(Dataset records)

┌────────

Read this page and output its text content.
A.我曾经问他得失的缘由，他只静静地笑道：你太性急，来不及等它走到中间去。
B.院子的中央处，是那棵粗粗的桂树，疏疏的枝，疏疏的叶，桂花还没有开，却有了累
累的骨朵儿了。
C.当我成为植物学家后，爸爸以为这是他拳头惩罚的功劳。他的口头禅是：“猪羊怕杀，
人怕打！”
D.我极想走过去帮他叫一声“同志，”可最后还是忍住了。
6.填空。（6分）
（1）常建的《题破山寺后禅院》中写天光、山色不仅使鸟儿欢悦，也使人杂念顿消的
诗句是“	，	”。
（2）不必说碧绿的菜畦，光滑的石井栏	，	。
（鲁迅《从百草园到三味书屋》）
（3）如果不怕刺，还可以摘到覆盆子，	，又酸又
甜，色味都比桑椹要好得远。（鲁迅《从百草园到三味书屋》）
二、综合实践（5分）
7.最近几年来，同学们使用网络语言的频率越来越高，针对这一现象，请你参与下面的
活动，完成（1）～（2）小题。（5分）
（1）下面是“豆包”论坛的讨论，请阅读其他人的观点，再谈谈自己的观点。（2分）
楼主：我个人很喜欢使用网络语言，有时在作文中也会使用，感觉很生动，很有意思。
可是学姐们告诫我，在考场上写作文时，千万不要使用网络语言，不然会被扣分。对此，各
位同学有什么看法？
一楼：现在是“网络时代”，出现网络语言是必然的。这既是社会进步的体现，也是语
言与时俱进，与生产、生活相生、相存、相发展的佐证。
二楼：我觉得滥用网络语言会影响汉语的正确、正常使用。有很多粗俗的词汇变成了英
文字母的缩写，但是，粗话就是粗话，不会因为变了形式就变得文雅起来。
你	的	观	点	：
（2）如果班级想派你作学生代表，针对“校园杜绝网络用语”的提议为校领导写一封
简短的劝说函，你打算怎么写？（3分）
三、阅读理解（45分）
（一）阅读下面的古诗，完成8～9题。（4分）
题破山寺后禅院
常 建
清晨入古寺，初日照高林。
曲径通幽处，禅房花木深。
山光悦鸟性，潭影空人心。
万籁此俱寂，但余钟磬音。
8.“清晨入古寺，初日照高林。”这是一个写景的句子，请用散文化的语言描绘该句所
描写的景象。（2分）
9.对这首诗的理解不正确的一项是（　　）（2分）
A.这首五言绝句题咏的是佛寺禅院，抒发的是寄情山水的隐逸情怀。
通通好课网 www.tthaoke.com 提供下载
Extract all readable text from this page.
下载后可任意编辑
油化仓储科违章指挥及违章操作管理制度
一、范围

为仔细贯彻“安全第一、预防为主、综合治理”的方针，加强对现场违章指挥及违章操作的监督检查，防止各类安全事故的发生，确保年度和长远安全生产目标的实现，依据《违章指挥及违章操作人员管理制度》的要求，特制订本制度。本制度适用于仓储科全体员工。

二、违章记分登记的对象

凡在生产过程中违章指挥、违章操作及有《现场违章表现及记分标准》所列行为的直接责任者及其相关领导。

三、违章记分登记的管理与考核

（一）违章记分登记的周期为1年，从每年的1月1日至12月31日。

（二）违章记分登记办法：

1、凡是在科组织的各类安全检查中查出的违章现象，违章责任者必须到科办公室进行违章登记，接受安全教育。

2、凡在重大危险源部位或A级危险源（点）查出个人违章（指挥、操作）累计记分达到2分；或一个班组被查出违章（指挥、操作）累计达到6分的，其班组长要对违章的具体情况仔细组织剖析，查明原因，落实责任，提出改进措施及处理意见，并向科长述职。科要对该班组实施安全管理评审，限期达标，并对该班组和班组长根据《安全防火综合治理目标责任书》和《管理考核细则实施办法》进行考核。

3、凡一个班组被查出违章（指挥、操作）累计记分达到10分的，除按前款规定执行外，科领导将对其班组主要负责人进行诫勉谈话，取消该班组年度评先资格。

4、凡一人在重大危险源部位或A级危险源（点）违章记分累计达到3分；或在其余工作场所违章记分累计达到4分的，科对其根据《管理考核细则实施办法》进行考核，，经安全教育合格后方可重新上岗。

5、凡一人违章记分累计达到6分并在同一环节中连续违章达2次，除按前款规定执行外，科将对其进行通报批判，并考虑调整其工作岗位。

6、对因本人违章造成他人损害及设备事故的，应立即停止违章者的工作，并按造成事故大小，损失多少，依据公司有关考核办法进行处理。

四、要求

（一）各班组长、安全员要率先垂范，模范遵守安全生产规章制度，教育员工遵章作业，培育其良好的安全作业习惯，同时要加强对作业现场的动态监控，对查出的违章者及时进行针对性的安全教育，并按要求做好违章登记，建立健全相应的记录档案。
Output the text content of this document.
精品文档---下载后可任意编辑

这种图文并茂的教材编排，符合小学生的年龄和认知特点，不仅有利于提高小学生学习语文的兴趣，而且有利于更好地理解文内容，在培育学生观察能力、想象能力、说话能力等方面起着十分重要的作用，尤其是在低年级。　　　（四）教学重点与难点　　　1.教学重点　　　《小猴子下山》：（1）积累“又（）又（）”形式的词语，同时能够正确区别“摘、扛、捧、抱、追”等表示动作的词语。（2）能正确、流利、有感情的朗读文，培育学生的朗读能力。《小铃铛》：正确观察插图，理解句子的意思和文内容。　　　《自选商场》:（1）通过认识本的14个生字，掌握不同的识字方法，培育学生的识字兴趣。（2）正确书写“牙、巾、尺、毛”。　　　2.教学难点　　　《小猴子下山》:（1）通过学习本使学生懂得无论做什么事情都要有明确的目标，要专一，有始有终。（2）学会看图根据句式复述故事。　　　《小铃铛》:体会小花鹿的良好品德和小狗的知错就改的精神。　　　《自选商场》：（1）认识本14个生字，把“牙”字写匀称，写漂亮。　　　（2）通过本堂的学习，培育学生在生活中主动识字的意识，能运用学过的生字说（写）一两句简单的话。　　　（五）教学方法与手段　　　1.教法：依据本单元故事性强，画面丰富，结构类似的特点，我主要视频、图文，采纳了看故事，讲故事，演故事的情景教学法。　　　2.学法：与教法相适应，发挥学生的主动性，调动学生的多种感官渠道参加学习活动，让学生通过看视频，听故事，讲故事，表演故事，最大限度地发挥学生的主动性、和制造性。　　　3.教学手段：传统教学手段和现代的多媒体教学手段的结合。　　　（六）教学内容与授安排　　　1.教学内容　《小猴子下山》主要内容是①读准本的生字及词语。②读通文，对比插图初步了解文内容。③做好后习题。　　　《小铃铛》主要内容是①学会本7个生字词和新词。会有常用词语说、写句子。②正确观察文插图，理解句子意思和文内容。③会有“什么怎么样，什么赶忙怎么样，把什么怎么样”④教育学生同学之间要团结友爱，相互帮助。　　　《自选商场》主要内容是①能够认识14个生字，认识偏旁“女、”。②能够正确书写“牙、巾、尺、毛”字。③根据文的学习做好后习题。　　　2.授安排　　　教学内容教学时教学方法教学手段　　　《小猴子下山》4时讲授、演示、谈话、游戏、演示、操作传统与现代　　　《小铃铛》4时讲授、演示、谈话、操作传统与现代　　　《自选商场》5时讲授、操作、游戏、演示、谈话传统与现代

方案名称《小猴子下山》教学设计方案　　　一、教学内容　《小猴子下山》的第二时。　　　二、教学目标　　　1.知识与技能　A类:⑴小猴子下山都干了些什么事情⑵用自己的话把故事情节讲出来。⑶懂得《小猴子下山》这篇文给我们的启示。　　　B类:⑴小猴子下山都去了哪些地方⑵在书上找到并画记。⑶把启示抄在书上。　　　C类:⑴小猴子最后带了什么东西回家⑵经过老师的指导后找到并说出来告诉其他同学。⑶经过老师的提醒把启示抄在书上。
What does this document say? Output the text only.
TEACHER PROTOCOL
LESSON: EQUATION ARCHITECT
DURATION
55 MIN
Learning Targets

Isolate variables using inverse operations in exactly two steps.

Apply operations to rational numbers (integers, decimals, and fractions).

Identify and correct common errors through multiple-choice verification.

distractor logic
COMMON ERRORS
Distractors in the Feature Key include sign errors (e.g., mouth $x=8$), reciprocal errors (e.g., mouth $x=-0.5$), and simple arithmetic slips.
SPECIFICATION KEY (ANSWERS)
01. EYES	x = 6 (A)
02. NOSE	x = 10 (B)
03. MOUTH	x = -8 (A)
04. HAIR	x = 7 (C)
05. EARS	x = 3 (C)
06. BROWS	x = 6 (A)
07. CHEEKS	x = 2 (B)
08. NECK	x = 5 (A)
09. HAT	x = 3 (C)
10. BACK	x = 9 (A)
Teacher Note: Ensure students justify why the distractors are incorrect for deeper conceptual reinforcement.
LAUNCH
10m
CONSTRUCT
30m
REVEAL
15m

└────────

▶ _EXERCISE TASK_: In the records, locate each line holding the string "管理考核细则实施办法" and copy it.

▶ _WRITTEN REPLY_:
2、凡在重大危险源部位或A级危险源（点）查出个人违章（指挥、操作）累计记分达到2分；或一个班组被查出违章（指挥、操作）累计达到6分的，其班组长要对违章的具体情况仔细组织剖析，查明原因，落实责任，提出改进措施及处理意见，并向科长述职。科要对该班组实施安全管理评审，限期达标，并对该班组和班组长根据《安全防火综合治理目标责任书》和《管理考核细则实施办法》进行考核。
4、凡一人在重大危险源部位或A级危险源（点）违章记分累计达到3分；或在其余工作场所违章记分累计达到4分的，科对其根据《管理考核细则实施办法》进行考核，，经安全教育合格后方可重新上岗。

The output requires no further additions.